▸ **About this task**
Check the listing below for lines with the word "fill" and say how many there are, with nothing but the number.

▸ **Supplied material**
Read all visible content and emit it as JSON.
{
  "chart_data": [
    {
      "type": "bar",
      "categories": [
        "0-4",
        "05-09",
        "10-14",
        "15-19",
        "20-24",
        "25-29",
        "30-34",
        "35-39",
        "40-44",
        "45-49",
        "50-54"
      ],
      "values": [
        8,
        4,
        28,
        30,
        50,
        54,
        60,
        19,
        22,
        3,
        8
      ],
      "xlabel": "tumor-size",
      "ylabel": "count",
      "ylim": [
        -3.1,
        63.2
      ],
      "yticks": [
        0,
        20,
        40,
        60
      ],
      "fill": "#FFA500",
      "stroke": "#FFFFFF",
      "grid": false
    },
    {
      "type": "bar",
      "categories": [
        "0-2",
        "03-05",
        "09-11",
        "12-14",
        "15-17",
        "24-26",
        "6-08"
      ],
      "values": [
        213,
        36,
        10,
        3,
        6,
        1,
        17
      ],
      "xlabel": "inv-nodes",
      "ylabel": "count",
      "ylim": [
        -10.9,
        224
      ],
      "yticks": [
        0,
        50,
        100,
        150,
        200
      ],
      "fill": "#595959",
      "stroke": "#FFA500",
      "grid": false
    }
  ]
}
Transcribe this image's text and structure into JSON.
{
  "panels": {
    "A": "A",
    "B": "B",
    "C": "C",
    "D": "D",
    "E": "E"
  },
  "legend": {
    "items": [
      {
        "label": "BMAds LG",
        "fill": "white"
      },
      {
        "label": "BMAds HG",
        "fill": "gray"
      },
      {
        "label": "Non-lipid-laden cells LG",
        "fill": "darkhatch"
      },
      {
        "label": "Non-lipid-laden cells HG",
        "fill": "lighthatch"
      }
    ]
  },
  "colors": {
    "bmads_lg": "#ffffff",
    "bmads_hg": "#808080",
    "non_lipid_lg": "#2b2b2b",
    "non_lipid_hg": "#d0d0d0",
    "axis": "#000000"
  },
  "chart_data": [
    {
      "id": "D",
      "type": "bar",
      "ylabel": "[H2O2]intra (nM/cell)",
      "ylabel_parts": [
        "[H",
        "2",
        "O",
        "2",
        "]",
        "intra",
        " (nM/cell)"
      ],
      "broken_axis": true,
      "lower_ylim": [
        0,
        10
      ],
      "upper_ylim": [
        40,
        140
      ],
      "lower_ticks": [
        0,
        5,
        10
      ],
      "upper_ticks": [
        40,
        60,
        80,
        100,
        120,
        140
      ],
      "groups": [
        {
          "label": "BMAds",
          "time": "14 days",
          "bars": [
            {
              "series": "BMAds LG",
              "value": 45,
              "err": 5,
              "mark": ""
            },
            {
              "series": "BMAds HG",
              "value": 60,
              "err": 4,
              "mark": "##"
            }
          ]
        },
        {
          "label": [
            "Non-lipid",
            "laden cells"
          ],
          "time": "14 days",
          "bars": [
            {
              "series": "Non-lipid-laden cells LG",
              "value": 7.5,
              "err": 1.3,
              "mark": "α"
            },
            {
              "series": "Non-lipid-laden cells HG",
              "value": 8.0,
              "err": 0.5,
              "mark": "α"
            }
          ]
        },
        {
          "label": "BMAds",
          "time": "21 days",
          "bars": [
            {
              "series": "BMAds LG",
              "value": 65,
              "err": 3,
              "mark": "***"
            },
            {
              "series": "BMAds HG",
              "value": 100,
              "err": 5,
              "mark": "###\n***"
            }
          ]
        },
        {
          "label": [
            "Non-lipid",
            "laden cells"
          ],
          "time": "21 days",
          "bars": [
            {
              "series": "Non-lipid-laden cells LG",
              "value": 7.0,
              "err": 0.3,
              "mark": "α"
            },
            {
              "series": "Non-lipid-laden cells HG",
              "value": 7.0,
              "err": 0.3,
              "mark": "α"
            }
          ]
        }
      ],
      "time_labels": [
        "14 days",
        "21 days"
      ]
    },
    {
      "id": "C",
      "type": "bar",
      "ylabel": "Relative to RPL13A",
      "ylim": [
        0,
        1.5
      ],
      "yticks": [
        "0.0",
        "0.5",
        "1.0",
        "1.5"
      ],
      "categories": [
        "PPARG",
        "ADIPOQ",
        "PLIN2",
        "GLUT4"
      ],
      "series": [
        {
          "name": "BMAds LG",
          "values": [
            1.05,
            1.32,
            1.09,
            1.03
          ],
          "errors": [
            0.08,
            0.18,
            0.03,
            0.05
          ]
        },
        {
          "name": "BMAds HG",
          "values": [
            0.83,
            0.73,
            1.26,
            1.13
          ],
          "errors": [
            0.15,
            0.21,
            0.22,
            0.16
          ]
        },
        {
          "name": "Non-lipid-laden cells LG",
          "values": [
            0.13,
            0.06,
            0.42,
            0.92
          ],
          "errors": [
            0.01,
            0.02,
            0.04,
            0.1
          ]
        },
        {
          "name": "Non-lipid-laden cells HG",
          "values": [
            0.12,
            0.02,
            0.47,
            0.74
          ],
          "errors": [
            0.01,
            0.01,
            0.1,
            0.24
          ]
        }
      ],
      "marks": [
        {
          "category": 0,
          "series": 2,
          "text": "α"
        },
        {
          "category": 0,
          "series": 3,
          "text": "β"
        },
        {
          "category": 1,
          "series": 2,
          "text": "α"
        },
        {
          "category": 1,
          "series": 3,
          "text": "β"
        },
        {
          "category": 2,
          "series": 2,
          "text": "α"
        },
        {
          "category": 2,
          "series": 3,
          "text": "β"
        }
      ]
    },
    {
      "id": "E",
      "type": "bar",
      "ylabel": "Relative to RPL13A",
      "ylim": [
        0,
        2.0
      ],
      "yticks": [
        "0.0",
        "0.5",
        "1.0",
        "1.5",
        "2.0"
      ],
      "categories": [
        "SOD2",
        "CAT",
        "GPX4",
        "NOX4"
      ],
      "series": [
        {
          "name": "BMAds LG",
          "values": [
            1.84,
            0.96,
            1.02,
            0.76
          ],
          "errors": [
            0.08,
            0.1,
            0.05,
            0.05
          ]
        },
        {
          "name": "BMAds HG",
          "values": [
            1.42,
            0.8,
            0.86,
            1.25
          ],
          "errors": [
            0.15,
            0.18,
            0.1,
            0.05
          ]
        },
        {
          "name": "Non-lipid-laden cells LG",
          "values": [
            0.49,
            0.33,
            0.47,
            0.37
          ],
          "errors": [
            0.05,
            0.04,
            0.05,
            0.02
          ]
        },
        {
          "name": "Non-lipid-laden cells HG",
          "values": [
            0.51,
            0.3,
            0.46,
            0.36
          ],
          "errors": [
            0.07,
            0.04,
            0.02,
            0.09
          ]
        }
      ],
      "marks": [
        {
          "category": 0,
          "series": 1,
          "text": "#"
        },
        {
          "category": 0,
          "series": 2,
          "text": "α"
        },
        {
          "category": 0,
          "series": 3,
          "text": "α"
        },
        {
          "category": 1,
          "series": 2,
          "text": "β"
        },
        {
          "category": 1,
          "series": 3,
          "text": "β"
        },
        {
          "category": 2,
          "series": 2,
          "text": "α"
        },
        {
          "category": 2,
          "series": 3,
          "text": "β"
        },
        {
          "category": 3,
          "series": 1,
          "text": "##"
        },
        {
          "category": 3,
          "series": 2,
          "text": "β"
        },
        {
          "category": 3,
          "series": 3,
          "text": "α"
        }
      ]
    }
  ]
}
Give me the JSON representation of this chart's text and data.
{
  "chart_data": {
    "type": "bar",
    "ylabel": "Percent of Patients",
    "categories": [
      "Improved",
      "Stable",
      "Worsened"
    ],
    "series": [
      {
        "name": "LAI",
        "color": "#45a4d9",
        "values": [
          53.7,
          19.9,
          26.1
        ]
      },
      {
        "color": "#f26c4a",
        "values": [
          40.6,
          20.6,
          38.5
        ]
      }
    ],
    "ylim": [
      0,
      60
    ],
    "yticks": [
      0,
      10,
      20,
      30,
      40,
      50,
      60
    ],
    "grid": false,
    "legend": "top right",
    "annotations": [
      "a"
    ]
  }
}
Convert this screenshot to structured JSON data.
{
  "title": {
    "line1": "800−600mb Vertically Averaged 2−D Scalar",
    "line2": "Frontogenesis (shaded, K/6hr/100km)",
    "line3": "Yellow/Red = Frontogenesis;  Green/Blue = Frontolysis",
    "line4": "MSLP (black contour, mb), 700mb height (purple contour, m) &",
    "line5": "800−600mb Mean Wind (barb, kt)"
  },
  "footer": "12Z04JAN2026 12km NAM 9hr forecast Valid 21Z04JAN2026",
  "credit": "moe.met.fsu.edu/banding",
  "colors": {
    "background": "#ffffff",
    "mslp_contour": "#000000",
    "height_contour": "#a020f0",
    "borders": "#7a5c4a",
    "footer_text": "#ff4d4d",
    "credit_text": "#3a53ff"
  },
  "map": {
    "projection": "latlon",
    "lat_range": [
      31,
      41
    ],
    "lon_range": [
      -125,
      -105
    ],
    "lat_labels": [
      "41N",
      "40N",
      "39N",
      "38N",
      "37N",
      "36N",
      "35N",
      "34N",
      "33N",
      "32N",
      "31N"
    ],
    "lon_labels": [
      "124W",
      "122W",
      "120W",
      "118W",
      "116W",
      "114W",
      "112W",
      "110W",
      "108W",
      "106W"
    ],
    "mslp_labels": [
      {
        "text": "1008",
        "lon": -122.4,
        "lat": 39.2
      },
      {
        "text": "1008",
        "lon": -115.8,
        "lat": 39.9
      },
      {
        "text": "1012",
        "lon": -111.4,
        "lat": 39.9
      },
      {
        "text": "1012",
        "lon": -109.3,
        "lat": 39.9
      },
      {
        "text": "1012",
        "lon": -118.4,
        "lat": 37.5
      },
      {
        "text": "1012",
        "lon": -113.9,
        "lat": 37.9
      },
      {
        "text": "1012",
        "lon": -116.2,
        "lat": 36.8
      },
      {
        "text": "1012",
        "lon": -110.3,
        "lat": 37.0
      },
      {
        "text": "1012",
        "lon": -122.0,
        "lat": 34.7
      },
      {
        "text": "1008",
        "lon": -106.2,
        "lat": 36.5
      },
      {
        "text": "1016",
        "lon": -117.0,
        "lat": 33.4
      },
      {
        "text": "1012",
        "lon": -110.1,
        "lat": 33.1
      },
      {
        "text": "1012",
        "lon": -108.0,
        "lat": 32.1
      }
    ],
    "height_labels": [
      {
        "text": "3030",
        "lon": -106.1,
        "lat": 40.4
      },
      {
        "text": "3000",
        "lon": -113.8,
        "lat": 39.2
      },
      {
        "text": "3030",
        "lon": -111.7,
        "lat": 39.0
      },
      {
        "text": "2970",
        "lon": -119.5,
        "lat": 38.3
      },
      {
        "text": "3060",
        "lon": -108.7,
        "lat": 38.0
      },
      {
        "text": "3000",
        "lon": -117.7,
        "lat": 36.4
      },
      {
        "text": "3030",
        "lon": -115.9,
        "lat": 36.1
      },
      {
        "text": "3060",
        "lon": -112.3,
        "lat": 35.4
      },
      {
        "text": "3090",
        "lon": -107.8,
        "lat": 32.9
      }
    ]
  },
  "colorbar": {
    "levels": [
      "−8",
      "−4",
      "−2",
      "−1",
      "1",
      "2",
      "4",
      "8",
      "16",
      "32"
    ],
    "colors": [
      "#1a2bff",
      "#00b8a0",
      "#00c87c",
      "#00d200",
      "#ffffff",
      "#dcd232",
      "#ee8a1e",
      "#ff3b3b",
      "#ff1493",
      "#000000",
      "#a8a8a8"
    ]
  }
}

▸ **Reply to the task**
6